▶ [WHAT TO PRODUCE]:
Exclude the pictures, then repeat the remaining data exactly.

▶ [RECORDS SUPPLIED]:
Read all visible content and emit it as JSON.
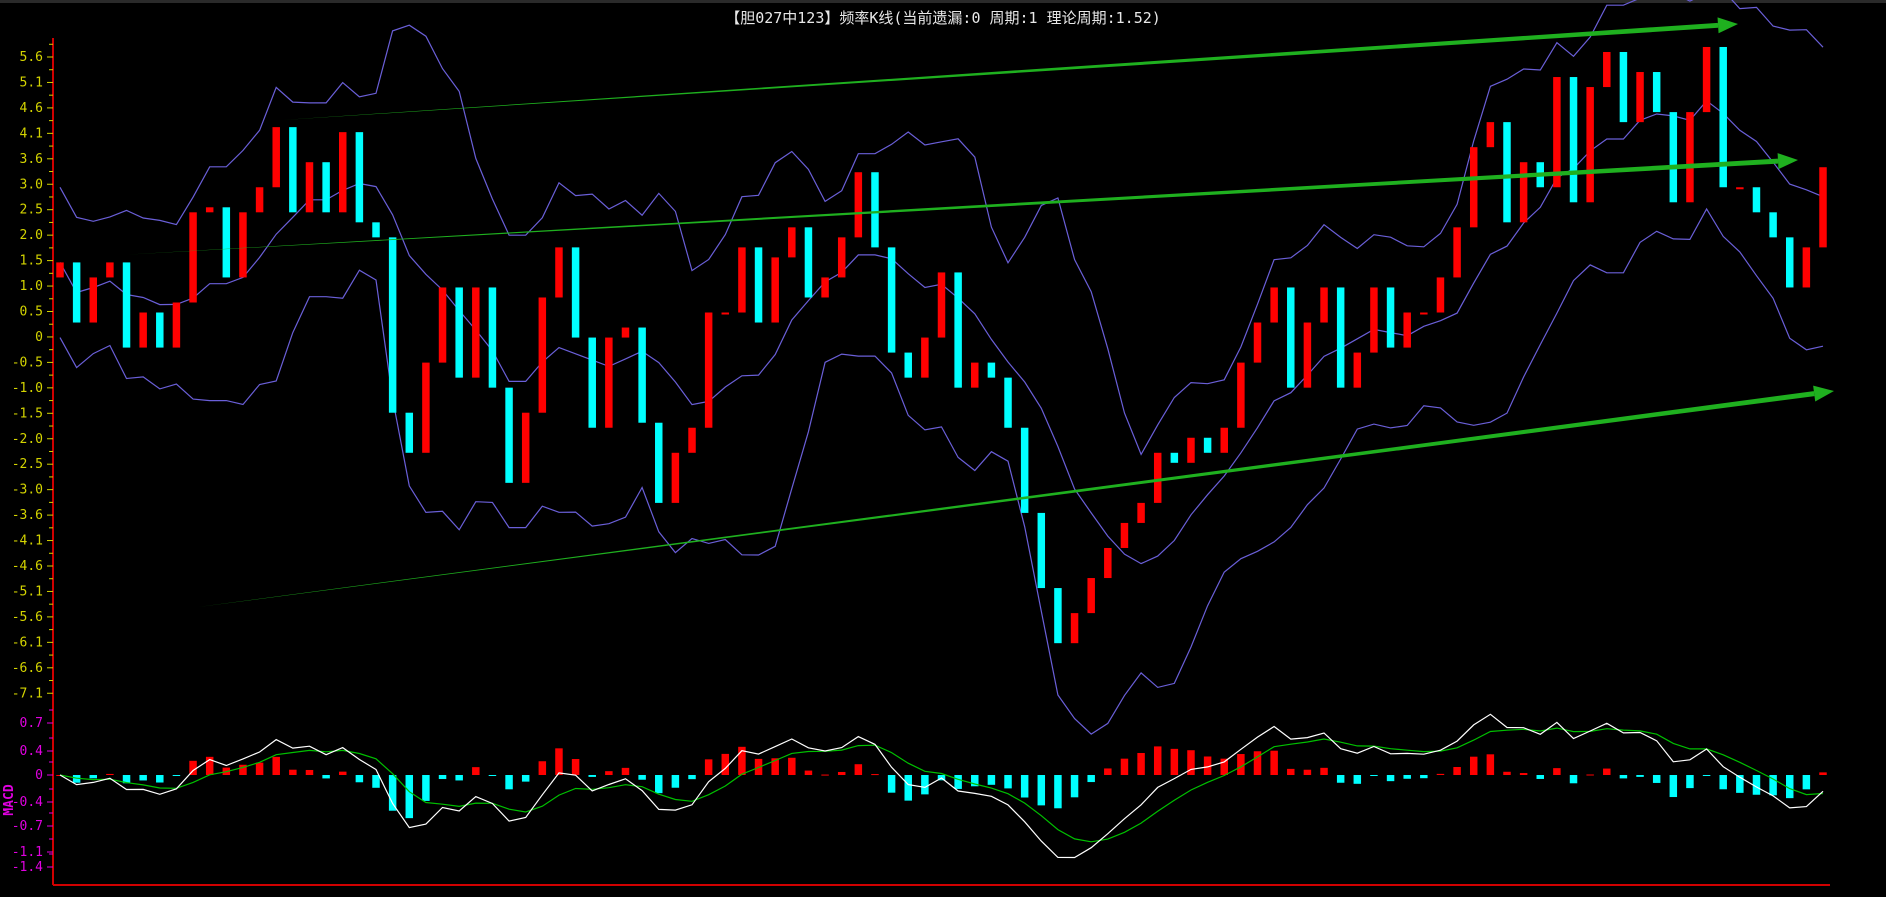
{
  "title": "【胆027中123】频率K线(当前遗漏:0 周期:1 理论周期:1.52)",
  "chart_data": {
    "type": "candlestick",
    "title": "【胆027中123】频率K线(当前遗漏:0 周期:1 理论周期:1.52)",
    "main_yticks": [
      "5.6",
      "5.1",
      "4.6",
      "4.1",
      "3.6",
      "3.0",
      "2.5",
      "2.0",
      "1.5",
      "1.0",
      "0.5",
      "0",
      "-0.5",
      "-1.0",
      "-1.5",
      "-2.0",
      "-2.5",
      "-3.0",
      "-3.6",
      "-4.1",
      "-4.6",
      "-5.1",
      "-5.6",
      "-6.1",
      "-6.6",
      "-7.1"
    ],
    "main_ylim": [
      -7.1,
      5.6
    ],
    "macd_label": "MACD",
    "macd_yticks": [
      "0.7",
      "0.4",
      "0",
      "-0.4",
      "-0.7",
      "-1.1",
      "-1.4"
    ],
    "macd_ylim": [
      -1.4,
      0.7
    ],
    "closes": [
      1.5,
      0.3,
      1.2,
      1.5,
      -0.2,
      0.5,
      -0.2,
      0.7,
      2.5,
      2.6,
      1.2,
      2.5,
      3.0,
      4.2,
      2.5,
      3.5,
      2.5,
      4.1,
      2.3,
      2.0,
      -1.5,
      -2.3,
      -0.5,
      1.0,
      -0.8,
      1.0,
      -1.0,
      -2.9,
      -1.5,
      0.8,
      1.8,
      0,
      -1.8,
      0,
      0.2,
      -1.7,
      -3.3,
      -2.3,
      -1.8,
      0.5,
      0.5,
      1.8,
      0.3,
      1.6,
      2.2,
      0.8,
      1.2,
      2.0,
      3.3,
      1.8,
      -0.3,
      -0.8,
      0,
      1.3,
      -1.0,
      -0.5,
      -0.8,
      -1.8,
      -3.5,
      -5.0,
      -6.1,
      -5.5,
      -4.8,
      -4.2,
      -3.7,
      -3.3,
      -2.3,
      -2.5,
      -2.0,
      -2.3,
      -1.8,
      -0.5,
      0.3,
      1.0,
      -1.0,
      0.3,
      1.0,
      -1.0,
      -0.3,
      1.0,
      -0.2,
      0.5,
      0.5,
      1.2,
      2.2,
      3.8,
      4.3,
      2.3,
      3.5,
      3.0,
      5.2,
      2.7,
      5.0,
      5.7,
      4.3,
      5.3,
      4.5,
      2.7,
      4.5,
      5.8,
      3.0,
      3.0,
      2.5,
      2.0,
      1.0,
      1.8,
      3.4
    ],
    "colors": {
      "up": "#ff0000",
      "down": "#00ffff",
      "bands": "#6a5fd8",
      "dif": "#ffffff",
      "dea": "#00c000",
      "trend": "#1fb01f"
    },
    "trend_arrows": 3
  }
}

▶ [OUTPUT FOR THIS TASK]:
Read all visible content and emit it as JSON.
{
  "title": "【胆027中123】频率K线(当前遗漏:0 周期:1 理论周期:1.52)",
  "chart_data": {
    "type": "candlestick",
    "title": "【胆027中123】频率K线(当前遗漏:0 周期:1 理论周期:1.52)",
    "main_yticks": [
      "5.6",
      "5.1",
      "4.6",
      "4.1",
      "3.6",
      "3.0",
      "2.5",
      "2.0",
      "1.5",
      "1.0",
      "0.5",
      "0",
      "-0.5",
      "-1.0",
      "-1.5",
      "-2.0",
      "-2.5",
      "-3.0",
      "-3.6",
      "-4.1",
      "-4.6",
      "-5.1",
      "-5.6",
      "-6.1",
      "-6.6",
      "-7.1"
    ],
    "main_ylim": [
      -7.1,
      5.6
    ],
    "macd_label": "MACD",
    "macd_yticks": [
      "0.7",
      "0.4",
      "0",
      "-0.4",
      "-0.7",
      "-1.1",
      "-1.4"
    ],
    "macd_ylim": [
      -1.4,
      0.7
    ],
    "closes": [
      1.5,
      0.3,
      1.2,
      1.5,
      -0.2,
      0.5,
      -0.2,
      0.7,
      2.5,
      2.6,
      1.2,
      2.5,
      3.0,
      4.2,
      2.5,
      3.5,
      2.5,
      4.1,
      2.3,
      2.0,
      -1.5,
      -2.3,
      -0.5,
      1.0,
      -0.8,
      1.0,
      -1.0,
      -2.9,
      -1.5,
      0.8,
      1.8,
      0,
      -1.8,
      0,
      0.2,
      -1.7,
      -3.3,
      -2.3,
      -1.8,
      0.5,
      0.5,
      1.8,
      0.3,
      1.6,
      2.2,
      0.8,
      1.2,
      2.0,
      3.3,
      1.8,
      -0.3,
      -0.8,
      0,
      1.3,
      -1.0,
      -0.5,
      -0.8,
      -1.8,
      -3.5,
      -5.0,
      -6.1,
      -5.5,
      -4.8,
      -4.2,
      -3.7,
      -3.3,
      -2.3,
      -2.5,
      -2.0,
      -2.3,
      -1.8,
      -0.5,
      0.3,
      1.0,
      -1.0,
      0.3,
      1.0,
      -1.0,
      -0.3,
      1.0,
      -0.2,
      0.5,
      0.5,
      1.2,
      2.2,
      3.8,
      4.3,
      2.3,
      3.5,
      3.0,
      5.2,
      2.7,
      5.0,
      5.7,
      4.3,
      5.3,
      4.5,
      2.7,
      4.5,
      5.8,
      3.0,
      3.0,
      2.5,
      2.0,
      1.0,
      1.8,
      3.4
    ],
    "colors": {
      "up": "#ff0000",
      "down": "#00ffff",
      "bands": "#6a5fd8",
      "dif": "#ffffff",
      "dea": "#00c000",
      "trend": "#1fb01f"
    },
    "trend_arrows": 3
  }
}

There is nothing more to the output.